Your instructions:
Give every line back verbatim, dropping all images.

○ ○ ○ ○ ○

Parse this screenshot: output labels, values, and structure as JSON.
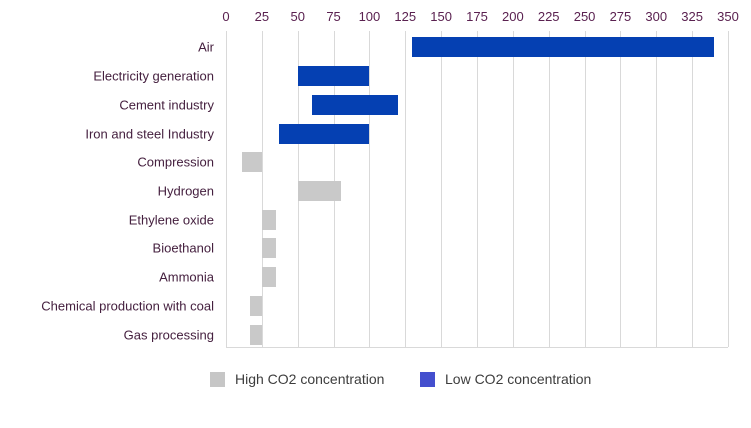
{
  "chart_data": {
    "type": "bar",
    "orientation": "horizontal",
    "title": "",
    "xlabel": "",
    "ylabel": "",
    "axis_position": "top",
    "xlim": [
      0,
      350
    ],
    "x_ticks": [
      0,
      25,
      50,
      75,
      100,
      125,
      150,
      175,
      200,
      225,
      250,
      275,
      300,
      325,
      350
    ],
    "grid": true,
    "value_unit": "",
    "bars": [
      {
        "label": "Air",
        "start": 130,
        "end": 340,
        "group": "low"
      },
      {
        "label": "Electricity generation",
        "start": 50,
        "end": 100,
        "group": "low"
      },
      {
        "label": "Cement industry",
        "start": 60,
        "end": 120,
        "group": "low"
      },
      {
        "label": "Iron and steel Industry",
        "start": 37,
        "end": 100,
        "group": "low"
      },
      {
        "label": "Compression",
        "start": 11,
        "end": 25,
        "group": "high"
      },
      {
        "label": "Hydrogen",
        "start": 50,
        "end": 80,
        "group": "high"
      },
      {
        "label": "Ethylene oxide",
        "start": 25,
        "end": 35,
        "group": "high"
      },
      {
        "label": "Bioethanol",
        "start": 25,
        "end": 35,
        "group": "high"
      },
      {
        "label": "Ammonia",
        "start": 25,
        "end": 35,
        "group": "high"
      },
      {
        "label": "Chemical production with coal",
        "start": 17,
        "end": 25,
        "group": "high"
      },
      {
        "label": "Gas processing",
        "start": 17,
        "end": 25,
        "group": "high"
      }
    ],
    "legend": {
      "position": "bottom",
      "items": [
        {
          "key": "high",
          "label": "High CO2 concentration"
        },
        {
          "key": "low",
          "label": "Low CO2 concentration"
        }
      ]
    }
  },
  "colors": {
    "bar_low": "#0540b2",
    "bar_high": "#c9c9c9",
    "legend_low": "#444fce",
    "legend_high": "#c6c6c6",
    "gridline": "#d9d9d9",
    "tick_text": "#5a2150",
    "category_text": "#45203f",
    "legend_text": "#3d3d3d"
  }
}
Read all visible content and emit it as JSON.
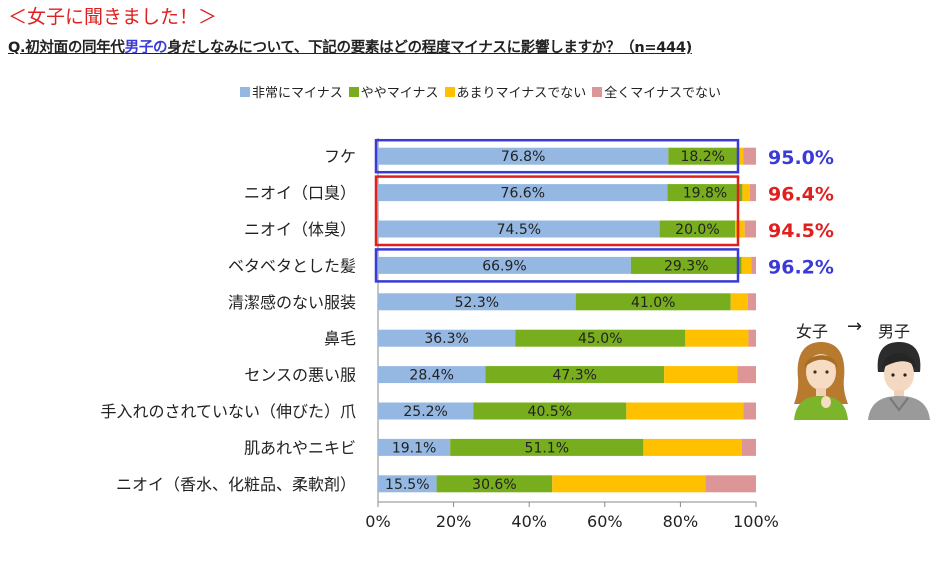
{
  "header": {
    "title": "＜女子に聞きました！＞",
    "question_prefix": "Q.初対面の同年代",
    "question_highlight": "男子の",
    "question_suffix": "身だしなみについて、下記の要素はどの程度マイナスに影響しますか？（n=444)"
  },
  "chart_data": {
    "type": "bar",
    "orientation": "horizontal",
    "stacked": true,
    "categories": [
      "フケ",
      "ニオイ（口臭）",
      "ニオイ（体臭）",
      "ベタベタとした髪",
      "清潔感のない服装",
      "鼻毛",
      "センスの悪い服",
      "手入れのされていない（伸びた）爪",
      "肌あれやニキビ",
      "ニオイ（香水、化粧品、柔軟剤）"
    ],
    "series": [
      {
        "name": "非常にマイナス",
        "color": "#95b8e2",
        "values": [
          76.8,
          76.6,
          74.5,
          66.9,
          52.3,
          36.3,
          28.4,
          25.2,
          19.1,
          15.5
        ],
        "labels": [
          "76.8%",
          "76.6%",
          "74.5%",
          "66.9%",
          "52.3%",
          "36.3%",
          "28.4%",
          "25.2%",
          "19.1%",
          "15.5%"
        ]
      },
      {
        "name": "ややマイナス",
        "color": "#78ad1e",
        "values": [
          18.2,
          19.8,
          20.0,
          29.3,
          41.0,
          45.0,
          47.3,
          40.5,
          51.1,
          30.6
        ],
        "labels": [
          "18.2%",
          "19.8%",
          "20.0%",
          "29.3%",
          "41.0%",
          "45.0%",
          "47.3%",
          "40.5%",
          "51.1%",
          "30.6%"
        ]
      },
      {
        "name": "あまりマイナスでない",
        "color": "#ffc000",
        "values": [
          1.6,
          2.0,
          2.5,
          2.6,
          4.5,
          16.7,
          19.4,
          31.0,
          26.0,
          40.5
        ]
      },
      {
        "name": "全くマイナスでない",
        "color": "#dc9697",
        "values": [
          3.4,
          1.6,
          3.0,
          1.2,
          2.2,
          2.0,
          4.9,
          3.3,
          3.8,
          13.4
        ]
      }
    ],
    "x_ticks": [
      "0%",
      "20%",
      "40%",
      "60%",
      "80%",
      "100%"
    ],
    "xlim": [
      0,
      100
    ],
    "legend_position": "top",
    "totals": [
      {
        "label": "95.0%",
        "color": "#3a3ad8"
      },
      {
        "label": "96.4%",
        "color": "#e0201f"
      },
      {
        "label": "94.5%",
        "color": "#e0201f"
      },
      {
        "label": "96.2%",
        "color": "#3a3ad8"
      }
    ],
    "highlight_boxes": [
      {
        "rows": [
          0,
          0
        ],
        "color": "#3a3ad8"
      },
      {
        "rows": [
          1,
          2
        ],
        "color": "#e0201f"
      },
      {
        "rows": [
          3,
          3
        ],
        "color": "#3a3ad8"
      }
    ]
  },
  "persona": {
    "from": "女子",
    "arrow": "→",
    "to": "男子"
  }
}
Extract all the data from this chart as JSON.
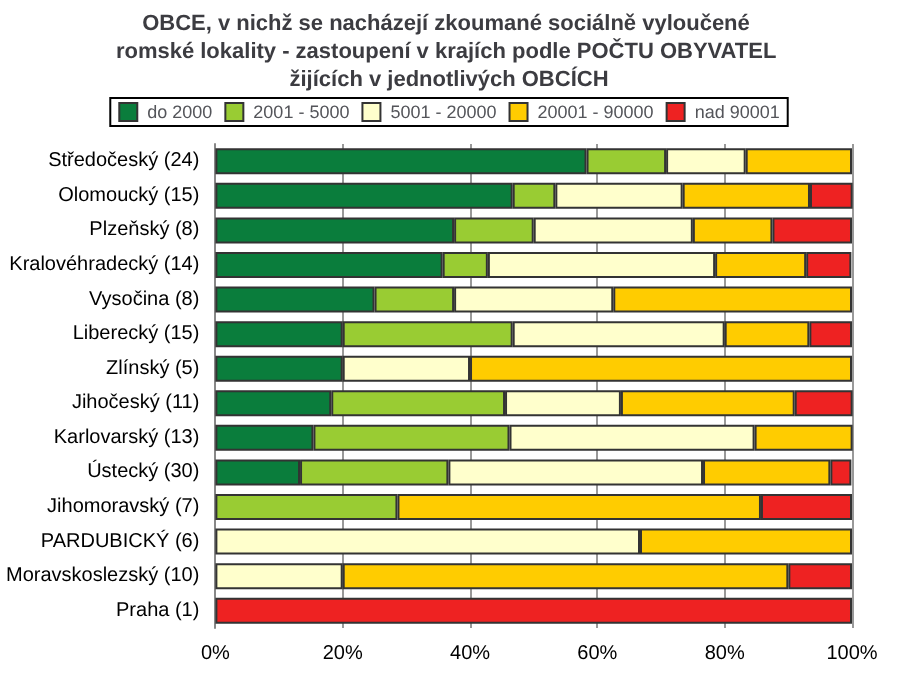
{
  "chart_data": {
    "type": "bar",
    "orientation": "horizontal",
    "stacked": true,
    "title": "OBCE, v nichž se nacházejí zkoumané sociálně vyloučené romské lokality - zastoupení v krajích podle POČTU OBYVATEL žijících v jednotlivých OBCÍCH",
    "categories": [
      "Středočeský (24)",
      "Olomoucký (15)",
      "Plzeňský (8)",
      "Kralovéhradecký (14)",
      "Vysočina (8)",
      "Liberecký (15)",
      "Zlínský (5)",
      "Jihočeský (11)",
      "Karlovarský (13)",
      "Ústecký (30)",
      "Jihomoravský (7)",
      "PARDUBICKÝ (6)",
      "Moravskoslezský (10)",
      "Praha (1)"
    ],
    "series": [
      {
        "name": "do 2000",
        "color": "#0a7d3c",
        "values": [
          58.3,
          46.7,
          37.5,
          35.7,
          25,
          20,
          20,
          18.2,
          15.4,
          13.3,
          0,
          0,
          0,
          0
        ]
      },
      {
        "name": "2001 - 5000",
        "color": "#99cc33",
        "values": [
          12.5,
          6.7,
          12.5,
          7.1,
          12.5,
          26.7,
          0,
          27.3,
          30.8,
          23.3,
          28.6,
          0,
          0,
          0
        ]
      },
      {
        "name": "5001 - 20000",
        "color": "#ffffcc",
        "values": [
          12.5,
          20,
          25,
          35.7,
          25,
          33.3,
          20,
          18.2,
          38.5,
          40,
          0,
          66.7,
          20,
          0
        ]
      },
      {
        "name": "20001 - 90000",
        "color": "#ffcc00",
        "values": [
          16.7,
          20,
          12.5,
          14.3,
          37.5,
          13.3,
          60,
          27.3,
          15.4,
          20,
          57.1,
          33.3,
          70,
          0
        ]
      },
      {
        "name": "nad 90001",
        "color": "#ee2222",
        "values": [
          0,
          6.7,
          12.5,
          7.1,
          0,
          6.7,
          0,
          9.1,
          0,
          3.3,
          14.3,
          0,
          10,
          100
        ]
      }
    ],
    "xlim": [
      0,
      100
    ],
    "xticks": [
      {
        "value": 0,
        "label": "0%"
      },
      {
        "value": 20,
        "label": "20%"
      },
      {
        "value": 40,
        "label": "40%"
      },
      {
        "value": 60,
        "label": "60%"
      },
      {
        "value": 80,
        "label": "80%"
      },
      {
        "value": 100,
        "label": "100%"
      }
    ],
    "grid": "x",
    "legend": "top"
  }
}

○ ○ ○ ○ ○

Output of the task:
Parse this screenshot: output labels, values, and structure as JSON.
{
  "chart_data": {
    "type": "bar",
    "orientation": "horizontal",
    "title": "",
    "xlabel": "",
    "ylabel": "",
    "axis_position": "top",
    "xlim": [
      0,
      350
    ],
    "x_ticks": [
      0,
      25,
      50,
      75,
      100,
      125,
      150,
      175,
      200,
      225,
      250,
      275,
      300,
      325,
      350
    ],
    "grid": true,
    "value_unit": "",
    "bars": [
      {
        "label": "Air",
        "start": 130,
        "end": 340,
        "group": "low"
      },
      {
        "label": "Electricity generation",
        "start": 50,
        "end": 100,
        "group": "low"
      },
      {
        "label": "Cement industry",
        "start": 60,
        "end": 120,
        "group": "low"
      },
      {
        "label": "Iron and steel Industry",
        "start": 37,
        "end": 100,
        "group": "low"
      },
      {
        "label": "Compression",
        "start": 11,
        "end": 25,
        "group": "high"
      },
      {
        "label": "Hydrogen",
        "start": 50,
        "end": 80,
        "group": "high"
      },
      {
        "label": "Ethylene oxide",
        "start": 25,
        "end": 35,
        "group": "high"
      },
      {
        "label": "Bioethanol",
        "start": 25,
        "end": 35,
        "group": "high"
      },
      {
        "label": "Ammonia",
        "start": 25,
        "end": 35,
        "group": "high"
      },
      {
        "label": "Chemical production with coal",
        "start": 17,
        "end": 25,
        "group": "high"
      },
      {
        "label": "Gas processing",
        "start": 17,
        "end": 25,
        "group": "high"
      }
    ],
    "legend": {
      "position": "bottom",
      "items": [
        {
          "key": "high",
          "label": "High CO2 concentration"
        },
        {
          "key": "low",
          "label": "Low CO2 concentration"
        }
      ]
    }
  },
  "colors": {
    "bar_low": "#0540b2",
    "bar_high": "#c9c9c9",
    "legend_low": "#444fce",
    "legend_high": "#c6c6c6",
    "gridline": "#d9d9d9",
    "tick_text": "#5a2150",
    "category_text": "#45203f",
    "legend_text": "#3d3d3d"
  }
}
Read all visible content and emit it as JSON.
{
  "header": {
    "title": "＜女子に聞きました！＞",
    "question_prefix": "Q.初対面の同年代",
    "question_highlight": "男子の",
    "question_suffix": "身だしなみについて、下記の要素はどの程度マイナスに影響しますか？（n=444)"
  },
  "chart_data": {
    "type": "bar",
    "orientation": "horizontal",
    "stacked": true,
    "categories": [
      "フケ",
      "ニオイ（口臭）",
      "ニオイ（体臭）",
      "ベタベタとした髪",
      "清潔感のない服装",
      "鼻毛",
      "センスの悪い服",
      "手入れのされていない（伸びた）爪",
      "肌あれやニキビ",
      "ニオイ（香水、化粧品、柔軟剤）"
    ],
    "series": [
      {
        "name": "非常にマイナス",
        "color": "#95b8e2",
        "values": [
          76.8,
          76.6,
          74.5,
          66.9,
          52.3,
          36.3,
          28.4,
          25.2,
          19.1,
          15.5
        ],
        "labels": [
          "76.8%",
          "76.6%",
          "74.5%",
          "66.9%",
          "52.3%",
          "36.3%",
          "28.4%",
          "25.2%",
          "19.1%",
          "15.5%"
        ]
      },
      {
        "name": "ややマイナス",
        "color": "#78ad1e",
        "values": [
          18.2,
          19.8,
          20.0,
          29.3,
          41.0,
          45.0,
          47.3,
          40.5,
          51.1,
          30.6
        ],
        "labels": [
          "18.2%",
          "19.8%",
          "20.0%",
          "29.3%",
          "41.0%",
          "45.0%",
          "47.3%",
          "40.5%",
          "51.1%",
          "30.6%"
        ]
      },
      {
        "name": "あまりマイナスでない",
        "color": "#ffc000",
        "values": [
          1.6,
          2.0,
          2.5,
          2.6,
          4.5,
          16.7,
          19.4,
          31.0,
          26.0,
          40.5
        ]
      },
      {
        "name": "全くマイナスでない",
        "color": "#dc9697",
        "values": [
          3.4,
          1.6,
          3.0,
          1.2,
          2.2,
          2.0,
          4.9,
          3.3,
          3.8,
          13.4
        ]
      }
    ],
    "x_ticks": [
      "0%",
      "20%",
      "40%",
      "60%",
      "80%",
      "100%"
    ],
    "xlim": [
      0,
      100
    ],
    "legend_position": "top",
    "totals": [
      {
        "label": "95.0%",
        "color": "#3a3ad8"
      },
      {
        "label": "96.4%",
        "color": "#e0201f"
      },
      {
        "label": "94.5%",
        "color": "#e0201f"
      },
      {
        "label": "96.2%",
        "color": "#3a3ad8"
      }
    ],
    "highlight_boxes": [
      {
        "rows": [
          0,
          0
        ],
        "color": "#3a3ad8"
      },
      {
        "rows": [
          1,
          2
        ],
        "color": "#e0201f"
      },
      {
        "rows": [
          3,
          3
        ],
        "color": "#3a3ad8"
      }
    ]
  },
  "persona": {
    "from": "女子",
    "arrow": "→",
    "to": "男子"
  }
}
Extract all the data from this chart as JSON.
{
  "chart_data": {
    "type": "bar",
    "orientation": "horizontal",
    "stacked": true,
    "title": "OBCE, v nichž se nacházejí zkoumané sociálně vyloučené romské lokality - zastoupení v krajích podle POČTU OBYVATEL žijících v jednotlivých OBCÍCH",
    "categories": [
      "Středočeský (24)",
      "Olomoucký (15)",
      "Plzeňský (8)",
      "Kralovéhradecký (14)",
      "Vysočina (8)",
      "Liberecký (15)",
      "Zlínský (5)",
      "Jihočeský (11)",
      "Karlovarský (13)",
      "Ústecký (30)",
      "Jihomoravský (7)",
      "PARDUBICKÝ (6)",
      "Moravskoslezský (10)",
      "Praha (1)"
    ],
    "series": [
      {
        "name": "do 2000",
        "color": "#0a7d3c",
        "values": [
          58.3,
          46.7,
          37.5,
          35.7,
          25,
          20,
          20,
          18.2,
          15.4,
          13.3,
          0,
          0,
          0,
          0
        ]
      },
      {
        "name": "2001 - 5000",
        "color": "#99cc33",
        "values": [
          12.5,
          6.7,
          12.5,
          7.1,
          12.5,
          26.7,
          0,
          27.3,
          30.8,
          23.3,
          28.6,
          0,
          0,
          0
        ]
      },
      {
        "name": "5001 - 20000",
        "color": "#ffffcc",
        "values": [
          12.5,
          20,
          25,
          35.7,
          25,
          33.3,
          20,
          18.2,
          38.5,
          40,
          0,
          66.7,
          20,
          0
        ]
      },
      {
        "name": "20001 - 90000",
        "color": "#ffcc00",
        "values": [
          16.7,
          20,
          12.5,
          14.3,
          37.5,
          13.3,
          60,
          27.3,
          15.4,
          20,
          57.1,
          33.3,
          70,
          0
        ]
      },
      {
        "name": "nad 90001",
        "color": "#ee2222",
        "values": [
          0,
          6.7,
          12.5,
          7.1,
          0,
          6.7,
          0,
          9.1,
          0,
          3.3,
          14.3,
          0,
          10,
          100
        ]
      }
    ],
    "xlim": [
      0,
      100
    ],
    "xticks": [
      {
        "value": 0,
        "label": "0%"
      },
      {
        "value": 20,
        "label": "20%"
      },
      {
        "value": 40,
        "label": "40%"
      },
      {
        "value": 60,
        "label": "60%"
      },
      {
        "value": 80,
        "label": "80%"
      },
      {
        "value": 100,
        "label": "100%"
      }
    ],
    "grid": "x",
    "legend": "top"
  }
}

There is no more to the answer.